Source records
^^^^^^^^

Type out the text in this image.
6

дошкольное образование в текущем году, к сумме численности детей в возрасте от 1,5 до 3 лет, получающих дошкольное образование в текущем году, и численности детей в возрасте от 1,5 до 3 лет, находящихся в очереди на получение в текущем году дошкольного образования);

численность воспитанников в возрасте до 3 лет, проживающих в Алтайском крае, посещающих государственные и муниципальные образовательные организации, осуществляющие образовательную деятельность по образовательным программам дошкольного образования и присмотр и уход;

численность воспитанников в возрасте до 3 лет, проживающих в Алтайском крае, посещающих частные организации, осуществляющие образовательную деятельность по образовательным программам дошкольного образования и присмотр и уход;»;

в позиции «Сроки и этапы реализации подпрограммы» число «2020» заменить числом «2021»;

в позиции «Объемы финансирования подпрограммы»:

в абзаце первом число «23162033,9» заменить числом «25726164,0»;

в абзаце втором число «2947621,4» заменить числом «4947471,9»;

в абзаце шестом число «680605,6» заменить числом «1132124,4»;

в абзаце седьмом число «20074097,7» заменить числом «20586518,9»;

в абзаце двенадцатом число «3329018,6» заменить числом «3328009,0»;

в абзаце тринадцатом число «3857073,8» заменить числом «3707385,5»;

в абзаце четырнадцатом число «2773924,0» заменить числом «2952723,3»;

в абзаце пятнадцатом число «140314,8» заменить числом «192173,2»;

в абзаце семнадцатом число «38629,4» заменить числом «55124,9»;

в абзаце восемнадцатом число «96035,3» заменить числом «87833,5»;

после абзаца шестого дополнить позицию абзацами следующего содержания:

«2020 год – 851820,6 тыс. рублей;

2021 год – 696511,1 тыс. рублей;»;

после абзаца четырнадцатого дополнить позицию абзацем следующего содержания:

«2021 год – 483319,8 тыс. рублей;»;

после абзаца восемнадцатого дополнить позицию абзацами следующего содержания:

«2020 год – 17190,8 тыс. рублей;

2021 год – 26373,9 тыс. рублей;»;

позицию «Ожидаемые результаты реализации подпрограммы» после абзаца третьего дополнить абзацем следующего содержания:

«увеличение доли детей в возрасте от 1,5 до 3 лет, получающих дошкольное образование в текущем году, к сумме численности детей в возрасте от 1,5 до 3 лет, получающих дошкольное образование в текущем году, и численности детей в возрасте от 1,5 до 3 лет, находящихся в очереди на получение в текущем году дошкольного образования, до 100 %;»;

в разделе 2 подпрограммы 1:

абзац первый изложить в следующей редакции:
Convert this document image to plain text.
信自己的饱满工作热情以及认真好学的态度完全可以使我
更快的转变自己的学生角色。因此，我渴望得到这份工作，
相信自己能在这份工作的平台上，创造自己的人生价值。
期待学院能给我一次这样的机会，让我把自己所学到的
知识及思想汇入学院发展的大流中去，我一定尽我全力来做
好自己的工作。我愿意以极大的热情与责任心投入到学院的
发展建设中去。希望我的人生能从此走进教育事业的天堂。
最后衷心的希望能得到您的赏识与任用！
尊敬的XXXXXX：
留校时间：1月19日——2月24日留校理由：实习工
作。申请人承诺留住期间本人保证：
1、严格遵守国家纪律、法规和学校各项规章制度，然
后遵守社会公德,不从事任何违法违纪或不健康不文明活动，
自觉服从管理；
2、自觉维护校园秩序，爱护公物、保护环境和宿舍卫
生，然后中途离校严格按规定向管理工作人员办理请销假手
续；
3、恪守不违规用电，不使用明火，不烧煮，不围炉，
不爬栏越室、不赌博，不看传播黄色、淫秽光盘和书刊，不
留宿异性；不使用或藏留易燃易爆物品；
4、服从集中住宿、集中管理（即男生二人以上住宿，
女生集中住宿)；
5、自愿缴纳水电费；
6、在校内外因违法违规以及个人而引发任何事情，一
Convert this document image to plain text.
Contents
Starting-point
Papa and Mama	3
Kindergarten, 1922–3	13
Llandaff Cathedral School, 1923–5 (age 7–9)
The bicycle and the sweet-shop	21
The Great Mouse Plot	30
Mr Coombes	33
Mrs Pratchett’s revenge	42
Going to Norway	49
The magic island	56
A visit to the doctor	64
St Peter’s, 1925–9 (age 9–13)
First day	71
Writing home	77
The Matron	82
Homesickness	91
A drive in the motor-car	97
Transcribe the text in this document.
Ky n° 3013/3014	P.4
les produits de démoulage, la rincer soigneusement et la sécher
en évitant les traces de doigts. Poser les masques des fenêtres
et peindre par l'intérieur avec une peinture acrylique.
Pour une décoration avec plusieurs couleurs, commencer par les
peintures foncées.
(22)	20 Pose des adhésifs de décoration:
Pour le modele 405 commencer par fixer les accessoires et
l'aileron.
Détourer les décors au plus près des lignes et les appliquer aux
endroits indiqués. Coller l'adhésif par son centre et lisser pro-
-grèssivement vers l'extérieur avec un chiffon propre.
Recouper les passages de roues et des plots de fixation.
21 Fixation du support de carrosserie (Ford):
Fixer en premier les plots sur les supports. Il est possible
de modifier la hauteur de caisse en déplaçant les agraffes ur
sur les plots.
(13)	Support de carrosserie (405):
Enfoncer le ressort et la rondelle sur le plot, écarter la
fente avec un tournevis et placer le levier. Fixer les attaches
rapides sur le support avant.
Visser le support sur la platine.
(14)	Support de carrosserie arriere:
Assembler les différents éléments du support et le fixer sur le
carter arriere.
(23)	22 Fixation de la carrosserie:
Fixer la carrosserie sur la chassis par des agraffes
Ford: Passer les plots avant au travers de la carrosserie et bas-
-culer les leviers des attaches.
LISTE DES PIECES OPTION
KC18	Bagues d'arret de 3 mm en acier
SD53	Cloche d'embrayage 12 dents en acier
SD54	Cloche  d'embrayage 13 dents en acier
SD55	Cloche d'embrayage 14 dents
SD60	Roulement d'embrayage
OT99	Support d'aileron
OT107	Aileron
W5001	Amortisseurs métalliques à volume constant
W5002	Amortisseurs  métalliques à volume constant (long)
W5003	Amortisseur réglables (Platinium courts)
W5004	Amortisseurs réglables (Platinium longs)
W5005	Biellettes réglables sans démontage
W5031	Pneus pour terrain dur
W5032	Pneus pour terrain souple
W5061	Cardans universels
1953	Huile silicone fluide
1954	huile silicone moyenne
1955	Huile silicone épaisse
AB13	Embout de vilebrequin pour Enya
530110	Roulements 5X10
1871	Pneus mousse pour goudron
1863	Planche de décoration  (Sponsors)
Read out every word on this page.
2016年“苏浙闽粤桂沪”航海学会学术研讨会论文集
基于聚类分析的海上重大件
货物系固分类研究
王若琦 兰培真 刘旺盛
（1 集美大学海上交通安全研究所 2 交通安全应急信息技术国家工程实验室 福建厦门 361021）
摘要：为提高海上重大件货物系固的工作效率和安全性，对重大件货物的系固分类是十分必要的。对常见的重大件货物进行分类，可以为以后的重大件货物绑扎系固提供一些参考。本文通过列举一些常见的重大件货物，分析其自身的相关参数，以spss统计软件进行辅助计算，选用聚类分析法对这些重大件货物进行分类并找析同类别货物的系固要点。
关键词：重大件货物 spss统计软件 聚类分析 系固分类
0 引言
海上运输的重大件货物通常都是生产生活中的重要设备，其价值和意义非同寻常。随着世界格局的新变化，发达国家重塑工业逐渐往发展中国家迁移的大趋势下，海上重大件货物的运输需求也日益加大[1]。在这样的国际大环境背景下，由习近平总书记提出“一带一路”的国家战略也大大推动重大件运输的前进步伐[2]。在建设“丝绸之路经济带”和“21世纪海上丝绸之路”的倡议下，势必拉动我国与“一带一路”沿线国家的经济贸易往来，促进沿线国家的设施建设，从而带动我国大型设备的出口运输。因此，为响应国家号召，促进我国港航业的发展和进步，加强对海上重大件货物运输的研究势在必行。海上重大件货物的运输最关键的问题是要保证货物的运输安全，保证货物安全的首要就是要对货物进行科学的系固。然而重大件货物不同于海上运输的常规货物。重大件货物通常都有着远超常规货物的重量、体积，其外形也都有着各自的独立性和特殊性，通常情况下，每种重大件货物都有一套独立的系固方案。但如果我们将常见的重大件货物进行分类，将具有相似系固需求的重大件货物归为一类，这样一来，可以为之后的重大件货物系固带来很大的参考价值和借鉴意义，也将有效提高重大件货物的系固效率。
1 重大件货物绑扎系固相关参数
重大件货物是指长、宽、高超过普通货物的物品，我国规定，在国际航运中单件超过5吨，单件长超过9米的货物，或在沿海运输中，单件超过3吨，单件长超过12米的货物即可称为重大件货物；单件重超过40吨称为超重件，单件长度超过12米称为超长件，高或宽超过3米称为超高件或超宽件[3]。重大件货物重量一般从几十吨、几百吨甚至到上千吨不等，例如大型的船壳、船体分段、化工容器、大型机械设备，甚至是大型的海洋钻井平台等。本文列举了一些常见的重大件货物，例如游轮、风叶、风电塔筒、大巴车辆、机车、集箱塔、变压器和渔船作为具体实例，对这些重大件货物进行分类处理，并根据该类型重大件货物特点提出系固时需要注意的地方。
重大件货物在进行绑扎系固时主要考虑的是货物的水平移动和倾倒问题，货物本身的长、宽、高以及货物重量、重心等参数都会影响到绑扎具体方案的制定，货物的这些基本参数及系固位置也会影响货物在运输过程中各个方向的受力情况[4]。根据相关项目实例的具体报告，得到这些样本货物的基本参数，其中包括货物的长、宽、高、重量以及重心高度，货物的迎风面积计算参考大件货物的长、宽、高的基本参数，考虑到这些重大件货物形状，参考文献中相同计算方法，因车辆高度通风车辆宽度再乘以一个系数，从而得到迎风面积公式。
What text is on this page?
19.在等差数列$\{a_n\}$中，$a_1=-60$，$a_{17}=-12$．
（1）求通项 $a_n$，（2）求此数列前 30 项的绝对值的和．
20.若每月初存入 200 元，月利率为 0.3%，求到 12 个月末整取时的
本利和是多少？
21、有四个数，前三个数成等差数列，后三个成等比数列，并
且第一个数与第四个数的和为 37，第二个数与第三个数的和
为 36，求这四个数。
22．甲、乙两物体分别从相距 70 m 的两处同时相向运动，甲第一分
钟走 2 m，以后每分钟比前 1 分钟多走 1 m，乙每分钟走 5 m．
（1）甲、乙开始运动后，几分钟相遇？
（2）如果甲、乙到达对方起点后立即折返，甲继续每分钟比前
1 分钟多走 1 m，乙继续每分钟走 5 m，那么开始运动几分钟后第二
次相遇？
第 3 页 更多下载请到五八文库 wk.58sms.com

^^^^^^^^

### REQUIREMENTS
Search the lines for the string "заменить" and copy every line that has it.

### EXERCISE ANSWER
в позиции «Сроки и этапы реализации подпрограммы» число «2020» заменить числом «2021»;
в абзаце первом число «23162033,9» заменить числом «25726164,0»;
в абзаце втором число «2947621,4» заменить числом «4947471,9»;
в абзаце шестом число «680605,6» заменить числом «1132124,4»;
в абзаце седьмом число «20074097,7» заменить числом «20586518,9»;
в абзаце двенадцатом число «3329018,6» заменить числом «3328009,0»;
в абзаце тринадцатом число «3857073,8» заменить числом «3707385,5»;
в абзаце четырнадцатом число «2773924,0» заменить числом «2952723,3»;
в абзаце пятнадцатом число «140314,8» заменить числом «192173,2»;
в абзаце семнадцатом число «38629,4» заменить числом «55124,9»;
в абзаце восемнадцатом число «96035,3» заменить числом «87833,5»;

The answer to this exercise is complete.